**Written instruction**
Write out the full listing exactly as given, minus the images.

**Entries shown**
________________________________________
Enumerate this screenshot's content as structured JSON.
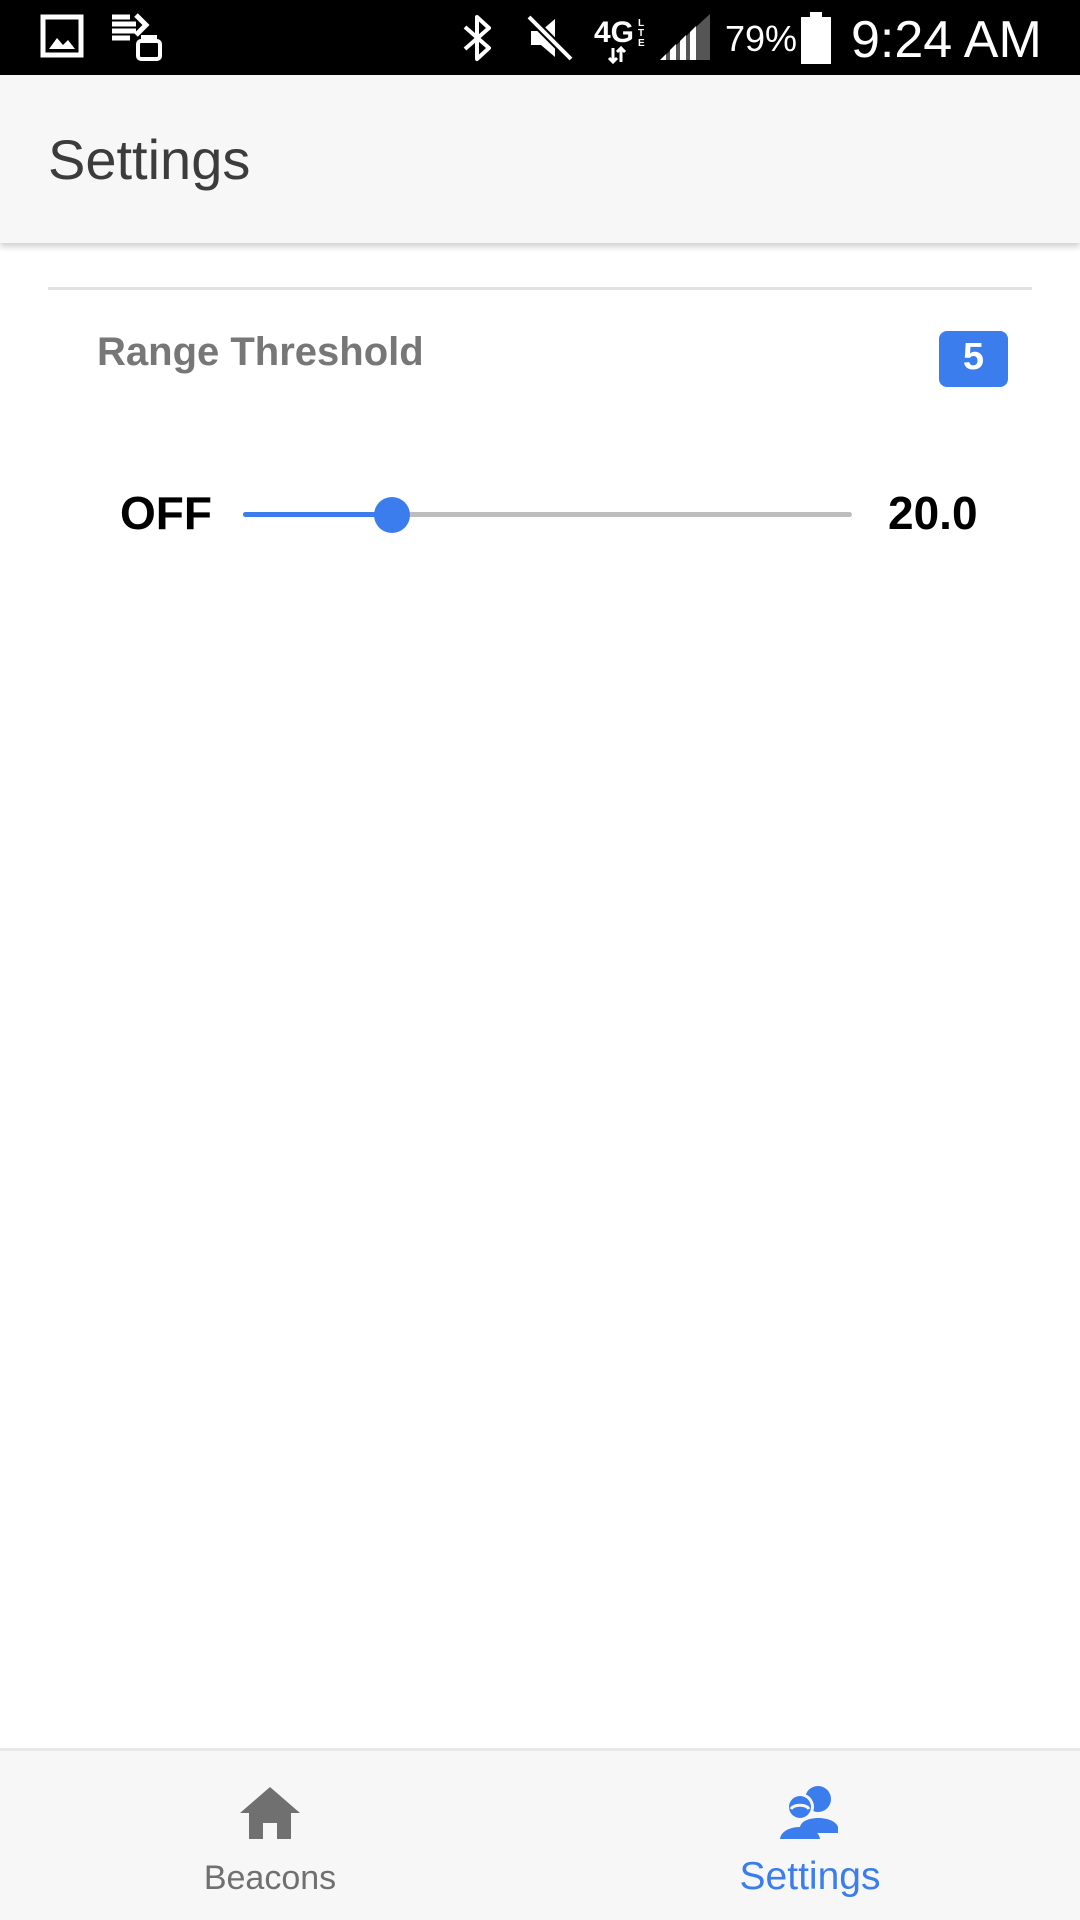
{
  "status_bar": {
    "battery_percent": "79%",
    "time": "9:24 AM",
    "icons": [
      "image-notification-icon",
      "cast-notification-icon",
      "bluetooth-icon",
      "mute-icon",
      "4g-lte-icon",
      "signal-icon",
      "battery-icon"
    ]
  },
  "header": {
    "title": "Settings"
  },
  "range_threshold": {
    "label": "Range Threshold",
    "badge_value": "5",
    "min_label": "OFF",
    "max_label": "20.0",
    "slider_fraction": 0.245,
    "accent_color": "#3b7ded"
  },
  "bottom_nav": {
    "items": [
      {
        "label": "Beacons",
        "icon": "home-icon",
        "active": false
      },
      {
        "label": "Settings",
        "icon": "people-icon",
        "active": true
      }
    ],
    "active_color": "#3b7ded",
    "inactive_color": "#707070"
  }
}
________________________________________
**Response for this exercise**
Enumerate this screenshot's content as structured JSON.
{
  "status_bar": {
    "battery_percent": "79%",
    "time": "9:24 AM",
    "icons": [
      "image-notification-icon",
      "cast-notification-icon",
      "bluetooth-icon",
      "mute-icon",
      "4g-lte-icon",
      "signal-icon",
      "battery-icon"
    ]
  },
  "header": {
    "title": "Settings"
  },
  "range_threshold": {
    "label": "Range Threshold",
    "badge_value": "5",
    "min_label": "OFF",
    "max_label": "20.0",
    "slider_fraction": 0.245,
    "accent_color": "#3b7ded"
  },
  "bottom_nav": {
    "items": [
      {
        "label": "Beacons",
        "icon": "home-icon",
        "active": false
      },
      {
        "label": "Settings",
        "icon": "people-icon",
        "active": true
      }
    ],
    "active_color": "#3b7ded",
    "inactive_color": "#707070"
  }
}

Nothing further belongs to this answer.